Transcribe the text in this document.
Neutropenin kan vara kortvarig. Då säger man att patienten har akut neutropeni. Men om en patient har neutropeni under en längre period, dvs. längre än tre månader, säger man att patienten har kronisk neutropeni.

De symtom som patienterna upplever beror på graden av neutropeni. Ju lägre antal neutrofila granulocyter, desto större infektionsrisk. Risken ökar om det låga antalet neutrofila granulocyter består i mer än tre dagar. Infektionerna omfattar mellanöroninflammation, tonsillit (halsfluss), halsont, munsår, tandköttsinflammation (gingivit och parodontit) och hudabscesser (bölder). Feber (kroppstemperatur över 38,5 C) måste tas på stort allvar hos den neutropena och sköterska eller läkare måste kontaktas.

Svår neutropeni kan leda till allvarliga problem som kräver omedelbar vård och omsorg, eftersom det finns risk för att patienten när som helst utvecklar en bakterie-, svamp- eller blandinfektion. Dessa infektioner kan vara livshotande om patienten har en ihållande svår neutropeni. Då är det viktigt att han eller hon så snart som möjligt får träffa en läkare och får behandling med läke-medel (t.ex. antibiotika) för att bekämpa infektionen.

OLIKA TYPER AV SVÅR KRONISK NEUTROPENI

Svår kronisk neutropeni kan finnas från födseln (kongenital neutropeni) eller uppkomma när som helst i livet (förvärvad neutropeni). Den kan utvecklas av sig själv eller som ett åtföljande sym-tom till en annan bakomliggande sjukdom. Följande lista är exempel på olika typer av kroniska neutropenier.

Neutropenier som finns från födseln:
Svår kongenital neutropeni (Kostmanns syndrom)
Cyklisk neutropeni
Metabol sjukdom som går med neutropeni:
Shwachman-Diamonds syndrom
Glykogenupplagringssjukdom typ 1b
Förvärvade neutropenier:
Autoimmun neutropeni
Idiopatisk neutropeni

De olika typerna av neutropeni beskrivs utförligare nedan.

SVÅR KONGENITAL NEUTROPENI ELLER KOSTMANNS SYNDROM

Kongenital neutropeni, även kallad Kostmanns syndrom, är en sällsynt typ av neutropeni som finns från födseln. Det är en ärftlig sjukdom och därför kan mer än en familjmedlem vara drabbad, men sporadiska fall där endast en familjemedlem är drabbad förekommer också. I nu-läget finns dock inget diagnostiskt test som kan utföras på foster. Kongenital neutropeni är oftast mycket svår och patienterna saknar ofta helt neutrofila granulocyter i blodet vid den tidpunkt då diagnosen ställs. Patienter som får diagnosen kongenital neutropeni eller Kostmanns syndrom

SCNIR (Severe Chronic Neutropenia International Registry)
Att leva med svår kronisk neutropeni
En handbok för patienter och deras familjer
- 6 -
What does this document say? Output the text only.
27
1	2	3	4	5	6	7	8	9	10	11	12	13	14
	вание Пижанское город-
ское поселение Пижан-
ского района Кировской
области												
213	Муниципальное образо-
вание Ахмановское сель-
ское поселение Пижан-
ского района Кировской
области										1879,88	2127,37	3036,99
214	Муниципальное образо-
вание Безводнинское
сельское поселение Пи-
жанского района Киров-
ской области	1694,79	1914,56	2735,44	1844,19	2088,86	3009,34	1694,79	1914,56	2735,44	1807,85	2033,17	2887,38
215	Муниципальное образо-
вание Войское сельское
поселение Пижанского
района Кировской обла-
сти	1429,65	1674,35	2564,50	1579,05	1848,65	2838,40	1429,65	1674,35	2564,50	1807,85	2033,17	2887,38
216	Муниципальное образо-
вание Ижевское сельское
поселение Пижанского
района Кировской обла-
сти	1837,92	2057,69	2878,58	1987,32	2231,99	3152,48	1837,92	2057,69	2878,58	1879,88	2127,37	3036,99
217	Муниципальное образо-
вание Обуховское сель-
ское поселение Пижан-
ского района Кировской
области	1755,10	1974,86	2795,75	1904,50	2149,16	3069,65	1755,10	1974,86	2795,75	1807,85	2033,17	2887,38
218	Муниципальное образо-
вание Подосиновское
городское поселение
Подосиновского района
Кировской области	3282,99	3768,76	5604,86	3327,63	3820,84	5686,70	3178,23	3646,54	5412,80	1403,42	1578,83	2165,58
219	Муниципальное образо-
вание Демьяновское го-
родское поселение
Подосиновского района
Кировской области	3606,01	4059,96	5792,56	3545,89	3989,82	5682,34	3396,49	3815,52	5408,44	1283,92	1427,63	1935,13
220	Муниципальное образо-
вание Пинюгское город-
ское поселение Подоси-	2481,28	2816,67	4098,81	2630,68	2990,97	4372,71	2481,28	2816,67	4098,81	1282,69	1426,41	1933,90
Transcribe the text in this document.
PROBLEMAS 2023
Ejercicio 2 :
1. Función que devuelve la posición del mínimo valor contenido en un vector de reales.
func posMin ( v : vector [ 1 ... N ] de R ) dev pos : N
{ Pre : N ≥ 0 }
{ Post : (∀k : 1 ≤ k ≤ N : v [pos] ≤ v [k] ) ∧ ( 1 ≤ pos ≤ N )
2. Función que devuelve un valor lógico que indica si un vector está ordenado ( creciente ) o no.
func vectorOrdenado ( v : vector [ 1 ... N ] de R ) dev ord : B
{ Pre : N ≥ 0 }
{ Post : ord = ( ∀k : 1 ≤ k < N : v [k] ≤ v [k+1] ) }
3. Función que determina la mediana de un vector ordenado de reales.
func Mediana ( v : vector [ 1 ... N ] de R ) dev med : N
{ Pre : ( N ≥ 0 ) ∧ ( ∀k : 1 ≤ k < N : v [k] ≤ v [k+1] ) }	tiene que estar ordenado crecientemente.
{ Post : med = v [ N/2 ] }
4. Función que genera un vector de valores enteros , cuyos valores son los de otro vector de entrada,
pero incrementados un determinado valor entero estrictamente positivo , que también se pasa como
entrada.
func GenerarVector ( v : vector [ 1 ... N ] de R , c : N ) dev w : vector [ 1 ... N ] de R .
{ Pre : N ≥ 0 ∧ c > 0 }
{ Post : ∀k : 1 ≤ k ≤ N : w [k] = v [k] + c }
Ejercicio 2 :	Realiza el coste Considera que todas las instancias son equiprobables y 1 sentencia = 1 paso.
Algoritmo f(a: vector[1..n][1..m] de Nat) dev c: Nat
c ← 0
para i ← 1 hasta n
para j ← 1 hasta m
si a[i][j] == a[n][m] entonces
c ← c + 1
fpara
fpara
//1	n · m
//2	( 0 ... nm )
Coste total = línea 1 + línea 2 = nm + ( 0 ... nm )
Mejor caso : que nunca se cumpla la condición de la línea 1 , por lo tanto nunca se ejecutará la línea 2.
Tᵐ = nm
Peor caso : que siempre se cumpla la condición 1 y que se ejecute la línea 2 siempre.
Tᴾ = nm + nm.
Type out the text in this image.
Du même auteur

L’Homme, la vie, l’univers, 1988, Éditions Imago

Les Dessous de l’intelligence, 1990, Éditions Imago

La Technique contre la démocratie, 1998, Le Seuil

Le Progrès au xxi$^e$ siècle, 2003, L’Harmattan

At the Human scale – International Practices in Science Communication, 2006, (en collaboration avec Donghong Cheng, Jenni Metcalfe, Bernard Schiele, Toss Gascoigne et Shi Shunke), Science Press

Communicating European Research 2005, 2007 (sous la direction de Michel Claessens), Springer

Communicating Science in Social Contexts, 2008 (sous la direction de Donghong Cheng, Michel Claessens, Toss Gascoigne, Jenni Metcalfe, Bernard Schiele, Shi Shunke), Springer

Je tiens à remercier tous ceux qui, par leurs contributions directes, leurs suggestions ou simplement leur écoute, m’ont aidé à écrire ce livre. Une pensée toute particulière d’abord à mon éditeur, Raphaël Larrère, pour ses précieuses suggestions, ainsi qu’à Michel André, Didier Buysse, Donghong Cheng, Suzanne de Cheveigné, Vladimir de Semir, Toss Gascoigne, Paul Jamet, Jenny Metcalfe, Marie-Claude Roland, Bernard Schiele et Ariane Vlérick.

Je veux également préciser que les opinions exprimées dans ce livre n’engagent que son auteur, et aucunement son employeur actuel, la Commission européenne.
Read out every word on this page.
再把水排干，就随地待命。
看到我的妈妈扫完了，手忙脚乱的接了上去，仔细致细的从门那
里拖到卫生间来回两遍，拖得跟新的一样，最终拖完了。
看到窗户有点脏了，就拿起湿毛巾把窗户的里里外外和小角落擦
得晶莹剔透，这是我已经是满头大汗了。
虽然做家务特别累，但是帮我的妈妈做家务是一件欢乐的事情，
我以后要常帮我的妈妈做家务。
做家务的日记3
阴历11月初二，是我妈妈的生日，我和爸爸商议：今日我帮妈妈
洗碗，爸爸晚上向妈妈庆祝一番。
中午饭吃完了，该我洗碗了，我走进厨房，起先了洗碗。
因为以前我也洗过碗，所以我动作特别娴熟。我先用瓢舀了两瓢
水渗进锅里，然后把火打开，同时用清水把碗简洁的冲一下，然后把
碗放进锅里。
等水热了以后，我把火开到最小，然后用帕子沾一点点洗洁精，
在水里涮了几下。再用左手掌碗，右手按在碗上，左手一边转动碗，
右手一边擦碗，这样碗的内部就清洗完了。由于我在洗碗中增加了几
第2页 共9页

--- Required work ---
How many lines of the data hold the string "Toss"? Reply with the number alone.

--- In response ---
3